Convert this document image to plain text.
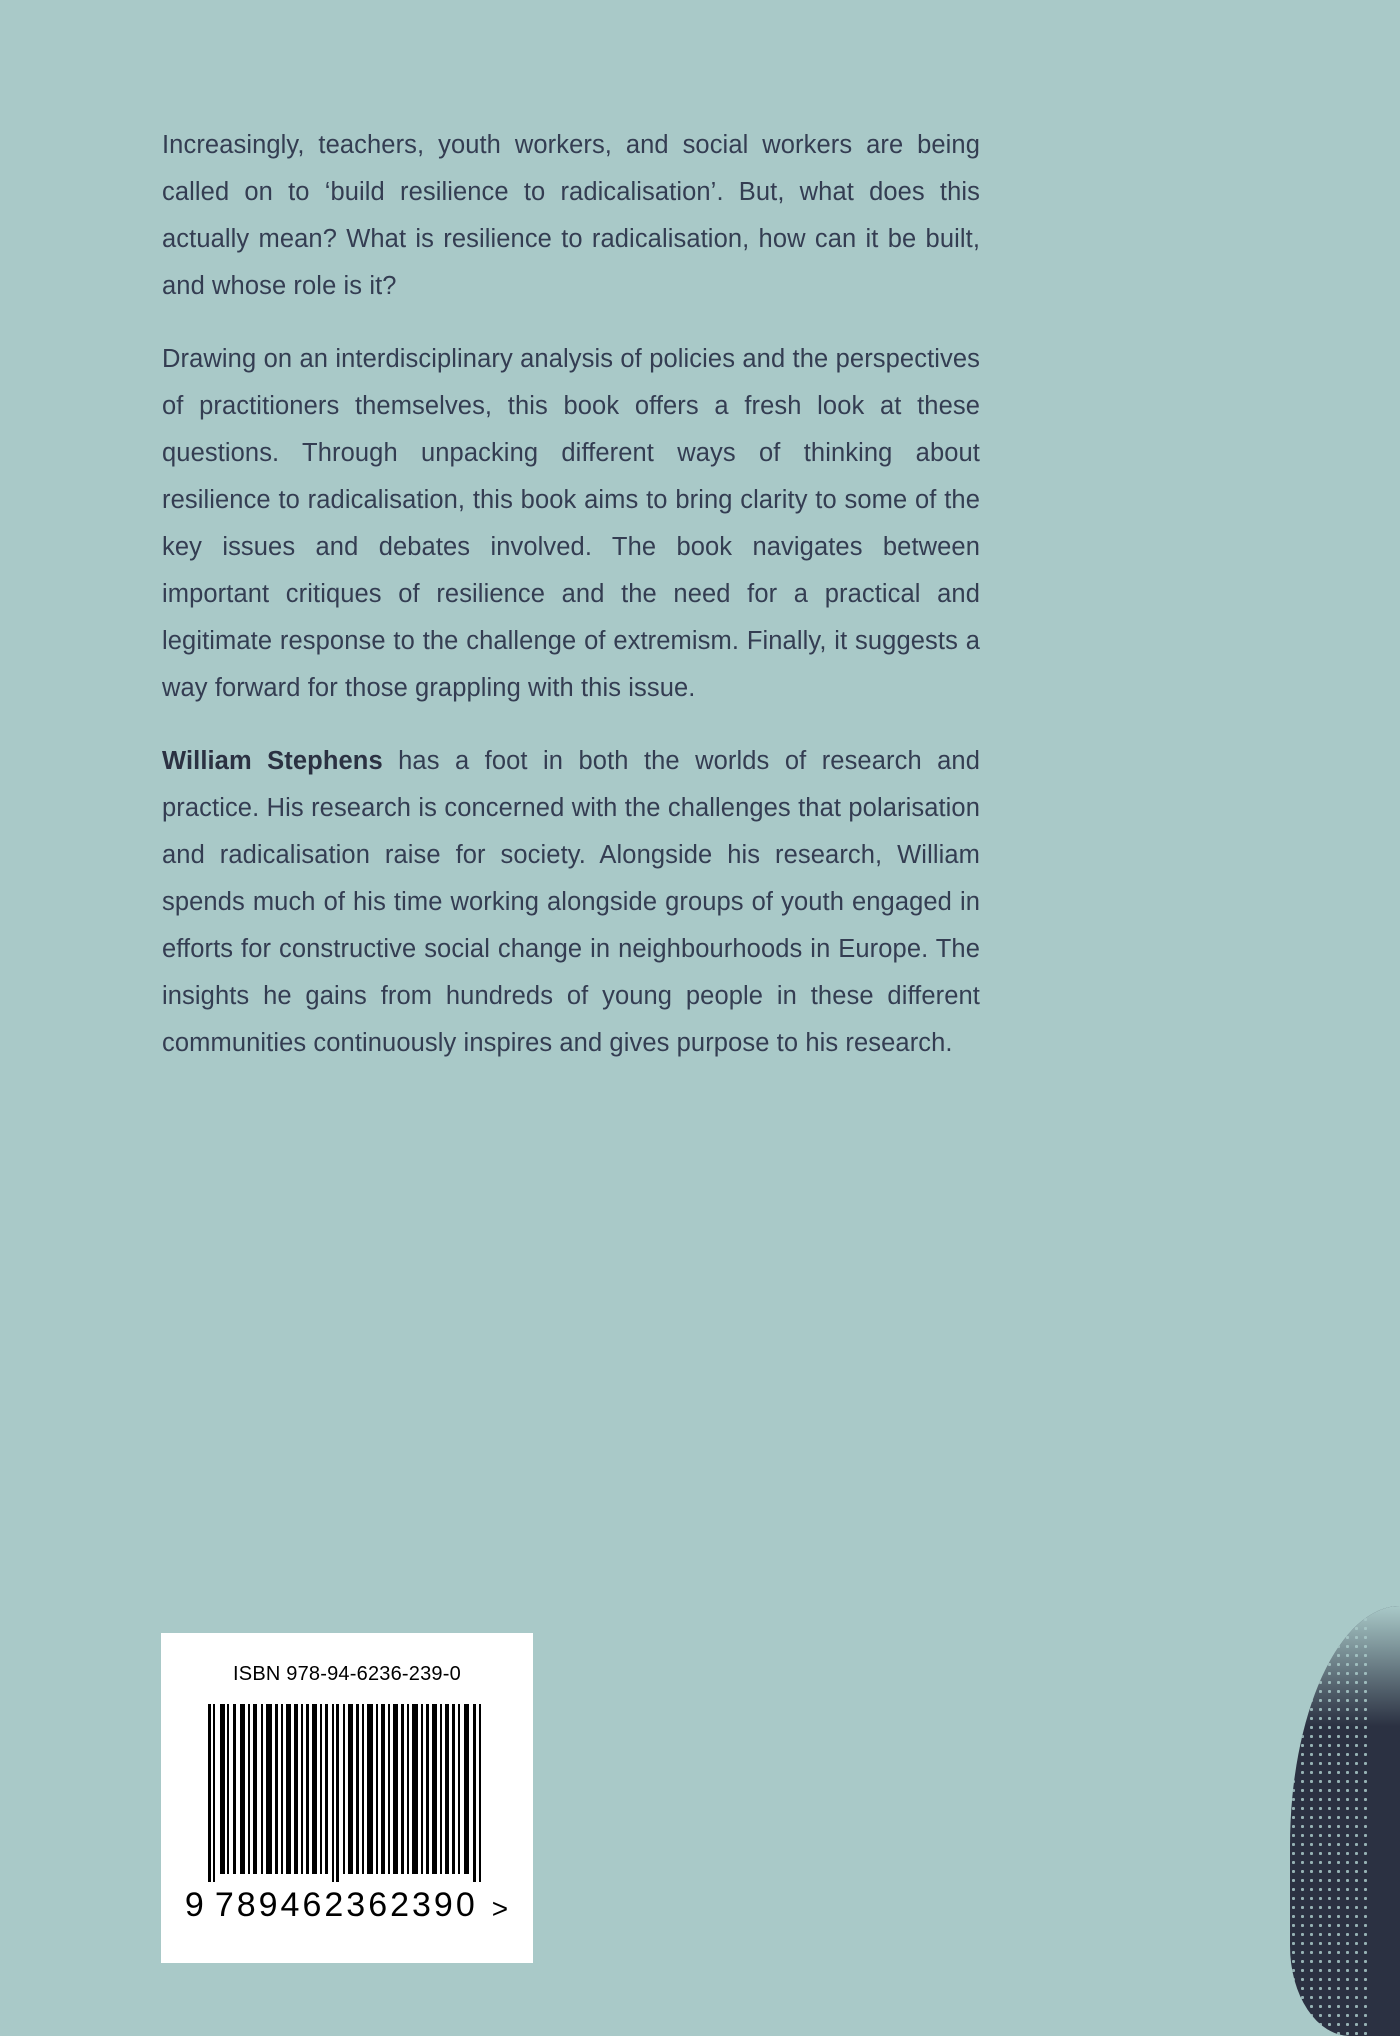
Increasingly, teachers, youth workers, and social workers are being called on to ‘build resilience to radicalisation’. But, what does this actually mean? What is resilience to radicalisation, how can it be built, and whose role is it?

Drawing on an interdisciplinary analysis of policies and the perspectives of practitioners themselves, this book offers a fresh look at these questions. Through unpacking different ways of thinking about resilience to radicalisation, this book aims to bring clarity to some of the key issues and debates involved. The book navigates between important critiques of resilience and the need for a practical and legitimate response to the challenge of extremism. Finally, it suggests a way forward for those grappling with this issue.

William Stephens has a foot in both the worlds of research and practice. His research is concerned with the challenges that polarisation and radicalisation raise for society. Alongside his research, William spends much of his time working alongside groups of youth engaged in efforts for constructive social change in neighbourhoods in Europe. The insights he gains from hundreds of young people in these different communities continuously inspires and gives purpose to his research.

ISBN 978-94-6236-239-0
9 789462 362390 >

- **What the task asks**
From the records above, pull out every line containing the word "resilience".

- **Solved problem**
Increasingly, teachers, youth workers, and social workers are being called on to ‘build resilience to radicalisation’. But, what does this actually mean? What is resilience to radicalisation, how can it be built, and whose role is it?
Drawing on an interdisciplinary analysis of policies and the perspectives of practitioners themselves, this book offers a fresh look at these questions. Through unpacking different ways of thinking about resilience to radicalisation, this book aims to bring clarity to some of the key issues and debates involved. The book navigates between important critiques of resilience and the need for a practical and legitimate response to the challenge of extremism. Finally, it suggests a way forward for those grappling with this issue.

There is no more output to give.